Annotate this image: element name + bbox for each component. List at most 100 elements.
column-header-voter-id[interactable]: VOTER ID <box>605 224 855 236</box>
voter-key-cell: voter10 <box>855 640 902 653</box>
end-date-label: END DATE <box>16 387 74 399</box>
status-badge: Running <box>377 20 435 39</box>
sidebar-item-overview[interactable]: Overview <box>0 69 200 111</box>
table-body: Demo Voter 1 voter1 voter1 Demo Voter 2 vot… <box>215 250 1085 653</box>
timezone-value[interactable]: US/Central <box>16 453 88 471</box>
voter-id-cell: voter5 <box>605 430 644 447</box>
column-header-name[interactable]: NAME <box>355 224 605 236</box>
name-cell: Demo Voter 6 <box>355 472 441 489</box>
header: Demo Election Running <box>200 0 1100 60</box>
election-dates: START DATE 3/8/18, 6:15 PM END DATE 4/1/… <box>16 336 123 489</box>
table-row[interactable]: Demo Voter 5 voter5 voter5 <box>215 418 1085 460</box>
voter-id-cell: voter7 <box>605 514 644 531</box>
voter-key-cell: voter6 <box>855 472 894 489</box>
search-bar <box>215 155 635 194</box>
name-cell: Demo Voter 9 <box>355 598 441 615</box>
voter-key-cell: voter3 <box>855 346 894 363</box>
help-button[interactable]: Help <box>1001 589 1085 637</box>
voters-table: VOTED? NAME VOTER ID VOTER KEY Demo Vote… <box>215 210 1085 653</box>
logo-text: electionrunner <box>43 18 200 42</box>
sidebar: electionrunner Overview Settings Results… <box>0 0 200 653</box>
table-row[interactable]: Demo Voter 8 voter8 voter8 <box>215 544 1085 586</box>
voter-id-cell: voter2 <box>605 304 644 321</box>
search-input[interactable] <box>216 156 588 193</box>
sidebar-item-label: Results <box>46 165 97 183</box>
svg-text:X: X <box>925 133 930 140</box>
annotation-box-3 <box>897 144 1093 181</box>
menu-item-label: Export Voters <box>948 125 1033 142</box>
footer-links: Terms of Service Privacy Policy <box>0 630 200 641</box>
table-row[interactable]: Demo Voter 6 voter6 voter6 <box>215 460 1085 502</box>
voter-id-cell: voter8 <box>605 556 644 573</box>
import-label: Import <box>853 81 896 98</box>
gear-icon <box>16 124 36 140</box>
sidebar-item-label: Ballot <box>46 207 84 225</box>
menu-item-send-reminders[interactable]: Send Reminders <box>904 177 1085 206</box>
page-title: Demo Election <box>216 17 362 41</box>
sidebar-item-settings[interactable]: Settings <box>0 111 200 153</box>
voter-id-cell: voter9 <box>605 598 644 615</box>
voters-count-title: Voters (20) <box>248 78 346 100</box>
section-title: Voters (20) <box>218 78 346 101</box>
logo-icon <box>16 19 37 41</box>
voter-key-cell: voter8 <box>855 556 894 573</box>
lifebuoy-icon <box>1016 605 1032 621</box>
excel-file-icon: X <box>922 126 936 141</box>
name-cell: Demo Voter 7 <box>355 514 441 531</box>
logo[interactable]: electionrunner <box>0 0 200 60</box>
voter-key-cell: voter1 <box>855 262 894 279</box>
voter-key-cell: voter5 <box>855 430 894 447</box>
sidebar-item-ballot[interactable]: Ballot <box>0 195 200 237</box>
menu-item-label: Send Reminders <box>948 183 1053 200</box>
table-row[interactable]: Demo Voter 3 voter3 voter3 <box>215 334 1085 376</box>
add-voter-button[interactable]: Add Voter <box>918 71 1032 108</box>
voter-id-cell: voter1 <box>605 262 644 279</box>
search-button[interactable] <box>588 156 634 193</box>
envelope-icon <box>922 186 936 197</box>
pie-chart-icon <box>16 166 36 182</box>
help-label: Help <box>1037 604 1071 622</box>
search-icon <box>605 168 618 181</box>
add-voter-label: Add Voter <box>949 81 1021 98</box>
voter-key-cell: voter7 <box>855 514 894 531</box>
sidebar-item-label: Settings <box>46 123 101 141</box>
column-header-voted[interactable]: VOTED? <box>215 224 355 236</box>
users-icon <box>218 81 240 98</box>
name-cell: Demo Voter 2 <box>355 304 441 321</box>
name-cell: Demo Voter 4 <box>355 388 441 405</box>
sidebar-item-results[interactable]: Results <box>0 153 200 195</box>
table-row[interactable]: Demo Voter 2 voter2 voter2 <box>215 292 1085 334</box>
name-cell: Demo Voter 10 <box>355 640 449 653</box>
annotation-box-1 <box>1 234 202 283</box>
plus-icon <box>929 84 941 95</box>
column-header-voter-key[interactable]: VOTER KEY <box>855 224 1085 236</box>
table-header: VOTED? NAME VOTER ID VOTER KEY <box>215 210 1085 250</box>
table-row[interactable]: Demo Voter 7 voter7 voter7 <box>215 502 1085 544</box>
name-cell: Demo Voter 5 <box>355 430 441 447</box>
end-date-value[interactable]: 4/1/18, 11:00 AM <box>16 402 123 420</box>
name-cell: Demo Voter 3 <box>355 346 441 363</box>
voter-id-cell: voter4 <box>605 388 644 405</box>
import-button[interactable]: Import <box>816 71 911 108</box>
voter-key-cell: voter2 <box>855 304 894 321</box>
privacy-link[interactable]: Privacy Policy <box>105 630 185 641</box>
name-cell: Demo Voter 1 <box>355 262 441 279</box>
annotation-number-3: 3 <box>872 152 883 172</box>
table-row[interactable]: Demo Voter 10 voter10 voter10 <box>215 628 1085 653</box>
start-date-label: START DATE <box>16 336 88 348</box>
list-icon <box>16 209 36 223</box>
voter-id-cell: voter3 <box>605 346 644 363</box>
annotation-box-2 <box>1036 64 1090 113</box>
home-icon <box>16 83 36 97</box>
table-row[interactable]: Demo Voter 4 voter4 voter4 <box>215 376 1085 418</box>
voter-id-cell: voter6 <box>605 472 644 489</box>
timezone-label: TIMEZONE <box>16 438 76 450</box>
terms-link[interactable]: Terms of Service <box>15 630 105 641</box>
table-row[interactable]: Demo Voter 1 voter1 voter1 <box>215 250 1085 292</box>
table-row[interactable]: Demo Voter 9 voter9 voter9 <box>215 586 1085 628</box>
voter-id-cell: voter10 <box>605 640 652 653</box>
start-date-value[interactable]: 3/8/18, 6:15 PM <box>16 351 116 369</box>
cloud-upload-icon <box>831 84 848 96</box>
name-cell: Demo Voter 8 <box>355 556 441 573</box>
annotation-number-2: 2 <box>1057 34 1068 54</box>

__________________________________________________

▶ Stated goal: Count the lines in the records above that include the word "timezone". Reply with the number only.

▶ The completed task: 2